- [TASK BRIEF] The abstract below on cow's milk oral immunotherapy says protocols differ in several respects. List every one it names.
(EXCERPT)
Akademik Veri Yönetim Sistemi
Allergologia et immunopathologia, cilt.54, sa.S, ss.18-27, 2026 (SCI-Expanded, Scopus)
Immunoglobulin E (IgE)-mediated cow's milk allergy (CMA) remains the most prevalent pediatric food allergy and a major cause of early-life anaphylaxis, with a substantial proportion of children developing persistent disease despite traditional avoidance-based management. Oral immunotherapy (OIT) has emerged as a proactive strategy that modulates the allergic immune response through controlled and sustained allergen exposure, shifting immunity from T-helper (Th) 2-dominant pathways toward a more regulatory and tolerogenic profile. Current evidence from randomized trials and real-world cohorts demonstrates that cow's milk oral immunotherapy (CM-OIT) achieves desensitization in most treated children, reduces accidental reaction risk, and improves quality of life, although sustained unresponsiveness remains variable and protocol-dependent. Marked heterogeneity exists across protocols regarding dosing, antigen formulation, maintenance targets, and escalation speed, reflecting differing therapeutic philosophies rather than standardized practice. Safety concerns, including dose-related reactions and rare cases of eosinophilic esophagitis, underscore the need for careful patient selection, optimization of comorbid atopic diseases, and shared decision-making. Advances in precision immunology, including component-resolved diagnostics, epitope mapping, basophil activation testing, and emerging transcriptomic and microbiome signatures, now enable the earlier identification of children at high risk of persistent CMA who may benefit most from OIT, while low-risk phenotypes can be safely observed. Adjunctive biologic therapy, particularly anti-IgE agents, has improved tolerability and expanded eligibility in high-risk patients. This review synthesizes current evidence on efficacy, safety, biomarkers, protocols, and adjunctive strategies, emphasizing a personalized, risk-adapted approach to CM-OIT and outlining future directions toward standardized formulations, biomarker-guided stratification, and integrated biologic-assisted immunomodulation.
(End EXCERPT)
(DATA LISTING)
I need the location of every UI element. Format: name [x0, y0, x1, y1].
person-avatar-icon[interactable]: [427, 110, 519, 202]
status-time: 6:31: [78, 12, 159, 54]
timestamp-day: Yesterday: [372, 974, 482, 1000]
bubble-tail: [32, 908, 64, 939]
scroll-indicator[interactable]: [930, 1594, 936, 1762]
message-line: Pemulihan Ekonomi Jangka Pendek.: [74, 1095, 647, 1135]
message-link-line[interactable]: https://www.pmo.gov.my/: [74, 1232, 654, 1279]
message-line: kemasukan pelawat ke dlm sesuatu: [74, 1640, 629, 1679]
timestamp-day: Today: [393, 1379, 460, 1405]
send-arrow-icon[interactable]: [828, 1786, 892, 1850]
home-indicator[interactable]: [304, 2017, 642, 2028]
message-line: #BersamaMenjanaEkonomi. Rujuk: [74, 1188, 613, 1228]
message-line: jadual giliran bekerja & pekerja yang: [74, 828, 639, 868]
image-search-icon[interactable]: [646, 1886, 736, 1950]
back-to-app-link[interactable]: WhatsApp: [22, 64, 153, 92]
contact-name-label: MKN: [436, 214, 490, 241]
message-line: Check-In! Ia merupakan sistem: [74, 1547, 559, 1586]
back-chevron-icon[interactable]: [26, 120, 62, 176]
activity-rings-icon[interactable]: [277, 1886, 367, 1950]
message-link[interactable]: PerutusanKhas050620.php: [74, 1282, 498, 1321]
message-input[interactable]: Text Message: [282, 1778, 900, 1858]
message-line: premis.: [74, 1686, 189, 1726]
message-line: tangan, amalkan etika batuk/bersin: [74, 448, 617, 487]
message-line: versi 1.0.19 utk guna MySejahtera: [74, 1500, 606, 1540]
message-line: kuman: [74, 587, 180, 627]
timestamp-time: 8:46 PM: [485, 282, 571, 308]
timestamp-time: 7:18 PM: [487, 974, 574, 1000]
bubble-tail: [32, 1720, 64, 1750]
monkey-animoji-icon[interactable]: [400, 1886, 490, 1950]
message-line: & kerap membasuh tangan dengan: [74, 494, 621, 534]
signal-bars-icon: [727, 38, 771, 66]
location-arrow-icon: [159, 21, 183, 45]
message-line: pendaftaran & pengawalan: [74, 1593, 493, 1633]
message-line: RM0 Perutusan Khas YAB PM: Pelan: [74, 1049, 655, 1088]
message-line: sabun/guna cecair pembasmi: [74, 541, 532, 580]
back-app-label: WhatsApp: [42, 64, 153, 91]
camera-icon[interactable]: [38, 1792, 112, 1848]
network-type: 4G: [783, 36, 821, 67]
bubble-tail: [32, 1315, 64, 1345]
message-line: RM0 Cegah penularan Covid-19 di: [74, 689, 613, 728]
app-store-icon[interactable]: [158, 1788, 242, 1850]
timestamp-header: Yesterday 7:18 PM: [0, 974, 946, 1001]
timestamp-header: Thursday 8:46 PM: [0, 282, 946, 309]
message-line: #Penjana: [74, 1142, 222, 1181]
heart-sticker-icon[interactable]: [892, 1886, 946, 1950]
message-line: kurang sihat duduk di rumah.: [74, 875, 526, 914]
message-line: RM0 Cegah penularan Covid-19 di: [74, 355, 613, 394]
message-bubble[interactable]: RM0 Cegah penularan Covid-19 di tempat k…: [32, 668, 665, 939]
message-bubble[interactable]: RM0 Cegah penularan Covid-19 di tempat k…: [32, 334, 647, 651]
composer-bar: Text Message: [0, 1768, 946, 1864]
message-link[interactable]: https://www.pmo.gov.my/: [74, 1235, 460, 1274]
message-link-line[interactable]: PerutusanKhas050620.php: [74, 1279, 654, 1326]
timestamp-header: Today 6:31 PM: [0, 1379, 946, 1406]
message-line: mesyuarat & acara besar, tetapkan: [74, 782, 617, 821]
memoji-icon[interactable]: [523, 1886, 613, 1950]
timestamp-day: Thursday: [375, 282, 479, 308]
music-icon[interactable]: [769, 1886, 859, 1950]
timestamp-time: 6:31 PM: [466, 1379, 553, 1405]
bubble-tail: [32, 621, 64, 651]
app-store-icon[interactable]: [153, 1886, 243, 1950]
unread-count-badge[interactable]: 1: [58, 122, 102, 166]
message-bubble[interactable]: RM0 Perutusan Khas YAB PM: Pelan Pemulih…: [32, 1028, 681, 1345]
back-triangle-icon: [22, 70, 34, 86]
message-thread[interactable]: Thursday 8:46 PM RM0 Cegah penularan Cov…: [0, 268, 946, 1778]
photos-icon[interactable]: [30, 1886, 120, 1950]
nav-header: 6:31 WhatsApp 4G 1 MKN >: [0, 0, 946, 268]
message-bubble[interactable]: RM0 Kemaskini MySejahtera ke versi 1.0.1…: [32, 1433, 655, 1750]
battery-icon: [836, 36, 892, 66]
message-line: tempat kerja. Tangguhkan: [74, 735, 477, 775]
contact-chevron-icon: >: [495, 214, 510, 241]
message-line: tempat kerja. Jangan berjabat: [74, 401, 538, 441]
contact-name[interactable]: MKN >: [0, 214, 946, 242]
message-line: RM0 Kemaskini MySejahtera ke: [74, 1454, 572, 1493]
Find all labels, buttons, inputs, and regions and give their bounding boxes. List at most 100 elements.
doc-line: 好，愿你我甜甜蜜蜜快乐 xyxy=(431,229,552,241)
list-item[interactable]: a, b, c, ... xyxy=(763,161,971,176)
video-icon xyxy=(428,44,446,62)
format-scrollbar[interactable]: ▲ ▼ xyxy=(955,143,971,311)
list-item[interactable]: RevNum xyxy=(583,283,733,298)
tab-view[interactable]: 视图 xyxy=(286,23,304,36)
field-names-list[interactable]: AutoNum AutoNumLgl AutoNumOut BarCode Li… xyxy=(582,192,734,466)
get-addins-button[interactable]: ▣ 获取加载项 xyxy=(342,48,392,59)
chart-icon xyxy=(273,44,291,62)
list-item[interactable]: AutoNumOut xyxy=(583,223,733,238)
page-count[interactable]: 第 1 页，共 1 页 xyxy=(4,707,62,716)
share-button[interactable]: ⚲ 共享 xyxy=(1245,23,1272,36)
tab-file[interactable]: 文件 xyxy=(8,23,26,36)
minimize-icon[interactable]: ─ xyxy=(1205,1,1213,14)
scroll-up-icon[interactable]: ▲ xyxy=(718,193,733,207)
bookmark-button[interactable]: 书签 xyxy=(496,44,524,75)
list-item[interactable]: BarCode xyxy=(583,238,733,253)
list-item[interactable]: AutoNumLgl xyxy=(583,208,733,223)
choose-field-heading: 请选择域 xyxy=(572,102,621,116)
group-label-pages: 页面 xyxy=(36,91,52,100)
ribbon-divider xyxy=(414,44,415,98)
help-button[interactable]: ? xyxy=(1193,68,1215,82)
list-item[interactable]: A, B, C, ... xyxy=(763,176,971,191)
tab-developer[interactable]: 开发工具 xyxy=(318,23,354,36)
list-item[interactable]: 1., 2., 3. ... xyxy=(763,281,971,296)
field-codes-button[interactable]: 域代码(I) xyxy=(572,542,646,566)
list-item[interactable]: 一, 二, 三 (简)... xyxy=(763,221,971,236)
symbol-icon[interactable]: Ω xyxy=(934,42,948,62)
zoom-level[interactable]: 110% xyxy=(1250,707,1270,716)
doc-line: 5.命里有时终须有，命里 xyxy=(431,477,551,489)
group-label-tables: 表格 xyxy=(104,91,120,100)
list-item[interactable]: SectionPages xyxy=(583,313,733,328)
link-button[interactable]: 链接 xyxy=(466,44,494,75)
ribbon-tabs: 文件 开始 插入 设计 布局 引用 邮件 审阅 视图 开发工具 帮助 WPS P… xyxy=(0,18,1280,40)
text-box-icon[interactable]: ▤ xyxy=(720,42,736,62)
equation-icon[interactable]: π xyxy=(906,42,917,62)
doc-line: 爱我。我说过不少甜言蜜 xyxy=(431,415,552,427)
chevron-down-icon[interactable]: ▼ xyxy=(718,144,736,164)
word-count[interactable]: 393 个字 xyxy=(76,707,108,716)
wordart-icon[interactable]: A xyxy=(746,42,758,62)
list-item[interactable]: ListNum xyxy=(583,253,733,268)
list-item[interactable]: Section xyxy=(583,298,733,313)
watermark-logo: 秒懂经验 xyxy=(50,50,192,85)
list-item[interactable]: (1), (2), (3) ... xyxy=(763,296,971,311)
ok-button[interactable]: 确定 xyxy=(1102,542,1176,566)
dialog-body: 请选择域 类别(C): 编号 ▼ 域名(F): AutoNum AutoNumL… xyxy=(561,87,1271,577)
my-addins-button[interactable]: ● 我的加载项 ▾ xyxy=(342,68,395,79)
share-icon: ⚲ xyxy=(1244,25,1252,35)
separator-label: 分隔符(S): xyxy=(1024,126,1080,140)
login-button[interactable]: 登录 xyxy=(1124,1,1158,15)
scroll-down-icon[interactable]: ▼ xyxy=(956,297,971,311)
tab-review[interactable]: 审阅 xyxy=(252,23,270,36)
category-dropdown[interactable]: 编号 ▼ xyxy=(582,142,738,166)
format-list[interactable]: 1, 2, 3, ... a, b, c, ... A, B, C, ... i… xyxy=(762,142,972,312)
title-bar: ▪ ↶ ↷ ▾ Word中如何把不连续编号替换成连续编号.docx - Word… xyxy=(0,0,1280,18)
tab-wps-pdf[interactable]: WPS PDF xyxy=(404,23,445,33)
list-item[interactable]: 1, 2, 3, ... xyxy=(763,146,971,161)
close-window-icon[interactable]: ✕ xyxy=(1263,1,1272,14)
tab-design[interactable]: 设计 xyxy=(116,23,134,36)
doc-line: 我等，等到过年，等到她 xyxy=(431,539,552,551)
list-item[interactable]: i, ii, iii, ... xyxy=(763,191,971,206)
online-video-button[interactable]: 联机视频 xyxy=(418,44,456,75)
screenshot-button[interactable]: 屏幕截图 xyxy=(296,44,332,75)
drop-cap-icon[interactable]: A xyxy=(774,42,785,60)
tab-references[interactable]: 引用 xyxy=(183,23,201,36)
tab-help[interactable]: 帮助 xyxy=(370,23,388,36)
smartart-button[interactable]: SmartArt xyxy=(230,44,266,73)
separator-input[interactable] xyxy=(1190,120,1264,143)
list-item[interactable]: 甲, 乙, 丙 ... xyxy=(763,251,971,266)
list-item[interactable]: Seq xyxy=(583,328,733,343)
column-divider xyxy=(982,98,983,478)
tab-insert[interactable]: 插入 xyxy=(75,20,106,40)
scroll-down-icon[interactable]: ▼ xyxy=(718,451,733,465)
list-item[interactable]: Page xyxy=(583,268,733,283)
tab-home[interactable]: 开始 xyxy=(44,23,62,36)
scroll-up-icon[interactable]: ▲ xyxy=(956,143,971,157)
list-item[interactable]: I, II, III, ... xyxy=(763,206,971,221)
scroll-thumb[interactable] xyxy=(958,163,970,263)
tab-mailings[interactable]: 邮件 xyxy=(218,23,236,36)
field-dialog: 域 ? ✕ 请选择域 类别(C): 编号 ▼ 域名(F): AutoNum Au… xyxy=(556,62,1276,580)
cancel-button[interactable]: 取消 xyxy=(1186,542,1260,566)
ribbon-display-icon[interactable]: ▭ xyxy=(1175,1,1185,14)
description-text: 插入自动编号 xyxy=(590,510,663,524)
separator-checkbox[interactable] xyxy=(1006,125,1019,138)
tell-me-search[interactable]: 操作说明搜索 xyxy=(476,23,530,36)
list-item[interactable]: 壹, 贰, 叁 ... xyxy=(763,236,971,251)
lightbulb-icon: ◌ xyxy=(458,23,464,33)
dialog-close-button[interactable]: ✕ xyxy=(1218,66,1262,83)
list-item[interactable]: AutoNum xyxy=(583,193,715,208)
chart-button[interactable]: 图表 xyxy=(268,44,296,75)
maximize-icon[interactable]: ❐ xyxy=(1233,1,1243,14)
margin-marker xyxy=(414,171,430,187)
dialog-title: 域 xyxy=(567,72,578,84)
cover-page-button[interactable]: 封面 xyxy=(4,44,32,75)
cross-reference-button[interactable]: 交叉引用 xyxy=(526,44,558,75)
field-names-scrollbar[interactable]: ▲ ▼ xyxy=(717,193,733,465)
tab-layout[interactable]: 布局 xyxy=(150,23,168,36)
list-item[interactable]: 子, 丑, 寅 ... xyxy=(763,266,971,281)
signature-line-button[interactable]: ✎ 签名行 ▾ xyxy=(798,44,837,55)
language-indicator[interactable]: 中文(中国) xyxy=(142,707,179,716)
(End DATA LISTING)
- [TASK RESPONSE]
- Dosing
- Antigen formulation
- Maintenance targets
- Escalation speed